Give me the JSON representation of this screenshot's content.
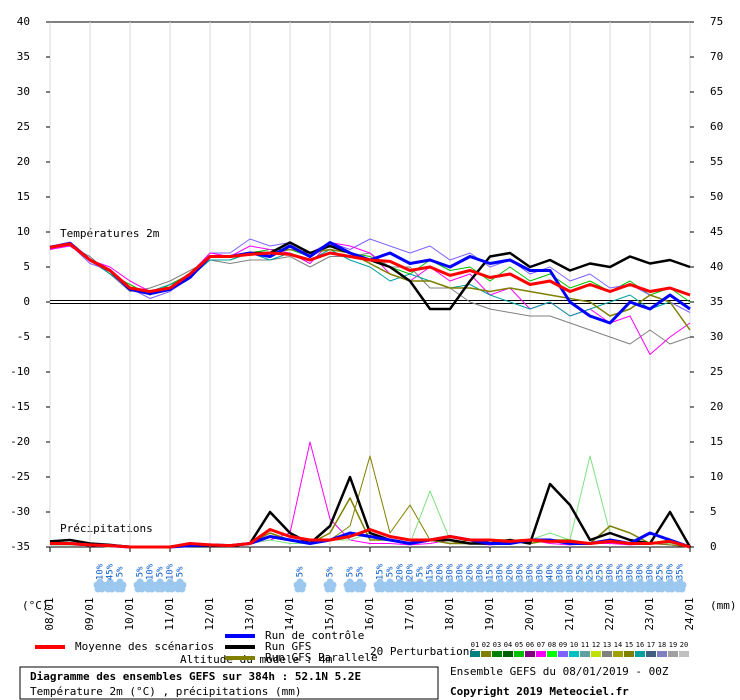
{
  "chart_data": {
    "type": "line",
    "temp_label": "Températures 2m",
    "precip_label": "Précipitations",
    "y_unit": "(°C)",
    "y2_unit": "(mm)",
    "xlim": [
      0,
      16
    ],
    "xticks": [
      {
        "value": 0,
        "label": "08/01"
      },
      {
        "value": 1,
        "label": "09/01"
      },
      {
        "value": 2,
        "label": "10/01"
      },
      {
        "value": 3,
        "label": "11/01"
      },
      {
        "value": 4,
        "label": "12/01"
      },
      {
        "value": 5,
        "label": "13/01"
      },
      {
        "value": 6,
        "label": "14/01"
      },
      {
        "value": 7,
        "label": "15/01"
      },
      {
        "value": 8,
        "label": "16/01"
      },
      {
        "value": 9,
        "label": "17/01"
      },
      {
        "value": 10,
        "label": "18/01"
      },
      {
        "value": 11,
        "label": "19/01"
      },
      {
        "value": 12,
        "label": "20/01"
      },
      {
        "value": 13,
        "label": "21/01"
      },
      {
        "value": 14,
        "label": "22/01"
      },
      {
        "value": 15,
        "label": "23/01"
      },
      {
        "value": 16,
        "label": "24/01"
      }
    ],
    "ylim": [
      -35,
      40
    ],
    "yticks": [
      40,
      35,
      30,
      25,
      20,
      15,
      10,
      5,
      0,
      -5,
      -10,
      -15,
      -20,
      -25,
      -30,
      -35
    ],
    "y2lim": [
      0,
      75
    ],
    "y2ticks": [
      75,
      70,
      65,
      60,
      55,
      50,
      45,
      40,
      35,
      30,
      25,
      20,
      15,
      10,
      5,
      0
    ],
    "grid": true,
    "x": [
      0,
      0.5,
      1,
      1.5,
      2,
      2.5,
      3,
      3.5,
      4,
      4.5,
      5,
      5.5,
      6,
      6.5,
      7,
      7.5,
      8,
      8.5,
      9,
      9.5,
      10,
      10.5,
      11,
      11.5,
      12,
      12.5,
      13,
      13.5,
      14,
      14.5,
      15,
      15.5,
      16
    ],
    "series": [
      {
        "color": "#00c000",
        "width": 1,
        "values": [
          7.8,
          8,
          6,
          4,
          2.5,
          1,
          2.5,
          4,
          6,
          6,
          7,
          7.5,
          7.5,
          6.5,
          8,
          7,
          6.5,
          5,
          4,
          6,
          4.5,
          5,
          3,
          5,
          3,
          4,
          2,
          3,
          1.5,
          3,
          1,
          2,
          0
        ]
      },
      {
        "color": "#8060ff",
        "width": 1,
        "values": [
          7.5,
          8.2,
          5.5,
          4.5,
          2,
          0.5,
          1.5,
          3.5,
          7,
          7,
          9,
          8,
          8.5,
          7,
          8.5,
          7.5,
          9,
          8,
          7,
          8,
          6,
          7,
          5,
          6,
          4,
          5,
          3,
          4,
          2,
          2.5,
          1,
          0,
          -1.5
        ]
      },
      {
        "color": "#808080",
        "width": 1,
        "values": [
          7.8,
          8,
          6.5,
          4,
          1.5,
          2,
          3,
          4.5,
          6,
          5.5,
          6,
          6,
          6.5,
          5,
          6.5,
          6.5,
          7,
          5,
          5,
          2,
          2,
          0,
          -1,
          -1.5,
          -2,
          -2,
          -3,
          -4,
          -5,
          -6,
          -4,
          -6,
          -5
        ]
      },
      {
        "color": "#ff00ff",
        "width": 1,
        "values": [
          7.5,
          8,
          6,
          5,
          3,
          1.5,
          2,
          4,
          7,
          6.5,
          8,
          7.5,
          7,
          5.5,
          8.5,
          8,
          7,
          4,
          3,
          5,
          3,
          4,
          1,
          2,
          -1,
          0,
          -2,
          -1,
          -3,
          -2,
          -7.5,
          -5,
          -3
        ]
      },
      {
        "color": "#00a0a0",
        "width": 1,
        "values": [
          8,
          8.3,
          6,
          4,
          2,
          1.5,
          2.5,
          3.5,
          6,
          6,
          7,
          6,
          7,
          6,
          7.5,
          6,
          5,
          3,
          4,
          3,
          2,
          2.5,
          1,
          0,
          -1,
          0,
          -2,
          -1,
          0,
          1,
          -1,
          0,
          -4
        ]
      },
      {
        "name": "Run GFS Parallele",
        "color": "#808000",
        "width": 1.5,
        "values": [
          7.8,
          8.2,
          6,
          4.5,
          2,
          1.5,
          2,
          3.5,
          6.5,
          6.5,
          7,
          7,
          7.5,
          7,
          7.5,
          7,
          5.5,
          4,
          3,
          3,
          2,
          2,
          1.5,
          2,
          1.5,
          1,
          0.5,
          0,
          -2,
          -1,
          1,
          0,
          -4
        ]
      },
      {
        "name": "Run GFS",
        "color": "#000000",
        "width": 2.5,
        "values": [
          7.8,
          8.3,
          6,
          4.5,
          2,
          1.2,
          2,
          3.8,
          6.5,
          6.5,
          7,
          7,
          8.5,
          7,
          8,
          7,
          6,
          5,
          3,
          -1,
          -1,
          3,
          6.5,
          7,
          5,
          6,
          4.5,
          5.5,
          5,
          6.5,
          5.5,
          6,
          5
        ]
      },
      {
        "name": "Run de contrôle",
        "color": "#0000ff",
        "width": 3,
        "values": [
          7.8,
          8.4,
          6,
          4.5,
          1.8,
          1.2,
          1.8,
          3.5,
          6.5,
          6.5,
          7,
          6.5,
          8,
          6.5,
          8.5,
          7,
          6,
          7,
          5.5,
          6,
          5,
          6.5,
          5.5,
          6,
          4.5,
          4.5,
          0,
          -2,
          -3,
          0,
          -1,
          1,
          -1
        ]
      },
      {
        "name": "Moyenne des scénarios",
        "color": "#ff0000",
        "width": 3,
        "values": [
          7.8,
          8.3,
          6,
          4.5,
          2,
          1.5,
          2,
          4,
          6.5,
          6.5,
          6.8,
          7,
          6.8,
          6,
          7,
          6.5,
          6,
          5.8,
          4.5,
          5,
          3.8,
          4.5,
          3.5,
          4,
          2.5,
          3,
          1.5,
          2.5,
          1.5,
          2.5,
          1.5,
          2,
          1
        ]
      }
    ],
    "precip_series": [
      {
        "color": "#ff00ff",
        "width": 1,
        "axis": "y2",
        "values": [
          0.3,
          0.3,
          0.2,
          0,
          0,
          0,
          0,
          0.5,
          0.3,
          0.2,
          0.5,
          1,
          2,
          15,
          4,
          1,
          0.5,
          0.5,
          0.3,
          0.5,
          1,
          0.5,
          0.3,
          0.5,
          1,
          0.5,
          0.3,
          0.5,
          0.5,
          0.3,
          0.5,
          0.3,
          0
        ]
      },
      {
        "color": "#808000",
        "width": 1,
        "axis": "y2",
        "values": [
          0.5,
          0.3,
          0.2,
          0,
          0,
          0,
          0,
          0.3,
          0.2,
          0.2,
          0.5,
          2,
          1,
          0.5,
          1,
          3,
          13,
          2,
          6,
          1,
          0.5,
          1,
          0.5,
          1,
          0.5,
          1,
          0.5,
          0.5,
          1,
          0.5,
          0.5,
          0.3,
          0
        ]
      },
      {
        "color": "#80e080",
        "width": 1,
        "axis": "y2",
        "values": [
          0.3,
          0.3,
          0.2,
          0,
          0,
          0,
          0,
          0.5,
          0.3,
          0.2,
          0.5,
          1,
          0.5,
          0.5,
          1,
          1,
          2,
          1,
          0.5,
          8,
          1,
          0.5,
          1,
          0.5,
          1,
          2,
          1,
          13,
          2,
          1,
          0.5,
          0.5,
          0
        ]
      },
      {
        "color": "#808000",
        "width": 1.5,
        "axis": "y2",
        "values": [
          0.5,
          0.5,
          0.3,
          0.2,
          0,
          0,
          0,
          0.5,
          0.2,
          0.3,
          0.5,
          2,
          1,
          0.5,
          2,
          7,
          1,
          1,
          0.5,
          1,
          0.5,
          0.5,
          1,
          1,
          0.5,
          1,
          1,
          0.5,
          3,
          2,
          0.5,
          1,
          0
        ]
      },
      {
        "color": "#000000",
        "width": 2.5,
        "axis": "y2",
        "values": [
          0.8,
          1,
          0.5,
          0.3,
          0,
          0,
          0,
          0.5,
          0.3,
          0.2,
          0.5,
          5,
          2,
          0.5,
          3,
          10,
          2,
          1,
          0.5,
          1,
          1,
          0.5,
          0.5,
          1,
          0.5,
          9,
          6,
          1,
          2,
          1,
          0.5,
          5,
          0
        ]
      },
      {
        "color": "#0000ff",
        "width": 3,
        "axis": "y2",
        "values": [
          0.5,
          0.5,
          0.3,
          0.2,
          0,
          0,
          0,
          0.2,
          0.3,
          0.2,
          0.5,
          1.5,
          1,
          0.5,
          1,
          2,
          1.5,
          1,
          0.5,
          1,
          1.5,
          1,
          0.5,
          0.5,
          1,
          1,
          0.5,
          0.5,
          1,
          0.5,
          2,
          1,
          0
        ]
      },
      {
        "color": "#ff0000",
        "width": 3,
        "axis": "y2",
        "values": [
          0.5,
          0.5,
          0.3,
          0.2,
          0,
          0,
          0,
          0.5,
          0.3,
          0.2,
          0.5,
          2.5,
          1.5,
          1,
          1,
          1.5,
          2.5,
          1.5,
          1,
          1,
          1.5,
          1,
          1,
          0.8,
          1,
          0.8,
          0.8,
          0.5,
          0.8,
          0.5,
          0.5,
          0.8,
          0
        ]
      }
    ],
    "precip_probability": [
      {
        "x": 1.25,
        "value": 10,
        "label": "10%"
      },
      {
        "x": 1.5,
        "value": 45,
        "label": "45%"
      },
      {
        "x": 1.75,
        "value": 5,
        "label": "5%"
      },
      {
        "x": 2.25,
        "value": 5,
        "label": "5%"
      },
      {
        "x": 2.5,
        "value": 10,
        "label": "10%"
      },
      {
        "x": 2.75,
        "value": 5,
        "label": "5%"
      },
      {
        "x": 3,
        "value": 10,
        "label": "10%"
      },
      {
        "x": 3.25,
        "value": 5,
        "label": "5%"
      },
      {
        "x": 6.25,
        "value": 5,
        "label": "5%"
      },
      {
        "x": 7,
        "value": 5,
        "label": "5%"
      },
      {
        "x": 7.5,
        "value": 5,
        "label": "5%"
      },
      {
        "x": 7.75,
        "value": 5,
        "label": "5%"
      },
      {
        "x": 8.25,
        "value": 15,
        "label": "15%"
      },
      {
        "x": 8.5,
        "value": 5,
        "label": "5%"
      },
      {
        "x": 8.75,
        "value": 20,
        "label": "20%"
      },
      {
        "x": 9,
        "value": 20,
        "label": "20%"
      },
      {
        "x": 9.25,
        "value": 5,
        "label": "5%"
      },
      {
        "x": 9.5,
        "value": 15,
        "label": "15%"
      },
      {
        "x": 9.75,
        "value": 20,
        "label": "20%"
      },
      {
        "x": 10,
        "value": 30,
        "label": "30%"
      },
      {
        "x": 10.25,
        "value": 30,
        "label": "30%"
      },
      {
        "x": 10.5,
        "value": 20,
        "label": "20%"
      },
      {
        "x": 10.75,
        "value": 30,
        "label": "30%"
      },
      {
        "x": 11,
        "value": 15,
        "label": "15%"
      },
      {
        "x": 11.25,
        "value": 30,
        "label": "30%"
      },
      {
        "x": 11.5,
        "value": 20,
        "label": "20%"
      },
      {
        "x": 11.75,
        "value": 30,
        "label": "30%"
      },
      {
        "x": 12,
        "value": 30,
        "label": "30%"
      },
      {
        "x": 12.25,
        "value": 30,
        "label": "30%"
      },
      {
        "x": 12.5,
        "value": 40,
        "label": "40%"
      },
      {
        "x": 12.75,
        "value": 30,
        "label": "30%"
      },
      {
        "x": 13,
        "value": 30,
        "label": "30%"
      },
      {
        "x": 13.25,
        "value": 25,
        "label": "25%"
      },
      {
        "x": 13.5,
        "value": 25,
        "label": "25%"
      },
      {
        "x": 13.75,
        "value": 25,
        "label": "25%"
      },
      {
        "x": 14,
        "value": 30,
        "label": "30%"
      },
      {
        "x": 14.25,
        "value": 35,
        "label": "35%"
      },
      {
        "x": 14.5,
        "value": 30,
        "label": "30%"
      },
      {
        "x": 14.75,
        "value": 30,
        "label": "30%"
      },
      {
        "x": 15,
        "value": 30,
        "label": "30%"
      },
      {
        "x": 15.25,
        "value": 25,
        "label": "25%"
      },
      {
        "x": 15.5,
        "value": 30,
        "label": "30%"
      },
      {
        "x": 15.75,
        "value": 35,
        "label": "35%"
      }
    ],
    "perturbations_label": "20 Perturbations",
    "perturbation_codes": [
      "01",
      "02",
      "03",
      "04",
      "05",
      "06",
      "07",
      "08",
      "09",
      "10",
      "11",
      "12",
      "13",
      "14",
      "15",
      "16",
      "17",
      "18",
      "19",
      "20"
    ],
    "perturbation_colors": [
      "#008080",
      "#808000",
      "#008000",
      "#006000",
      "#00c000",
      "#800080",
      "#ff00ff",
      "#00ff00",
      "#8060ff",
      "#00c0c0",
      "#60a0a0",
      "#c0e000",
      "#808080",
      "#a0a000",
      "#808000",
      "#00a0a0",
      "#406080",
      "#8080c0",
      "#a0a0a0",
      "#c0c0c0"
    ],
    "altitude_note": "Altitude du modele : 4m",
    "title": "Diagramme des ensembles GEFS sur 384h : 52.1N 5.2E",
    "subtitle": "Température 2m (°C) , précipitations (mm)",
    "run_info": "Ensemble GEFS du 08/01/2019 - 00Z",
    "copyright": "Copyright 2019 Meteociel.fr"
  }
}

**TASK TO CARRY OUT**
Check each line of the entries for the string "GEFS". Copy the lines that have it.

**TASK ANSWER**
    "title": "Diagramme des ensembles GEFS sur 384h : 52.1N 5.2E",
    "run_info": "Ensemble GEFS du 08/01/2019 - 00Z",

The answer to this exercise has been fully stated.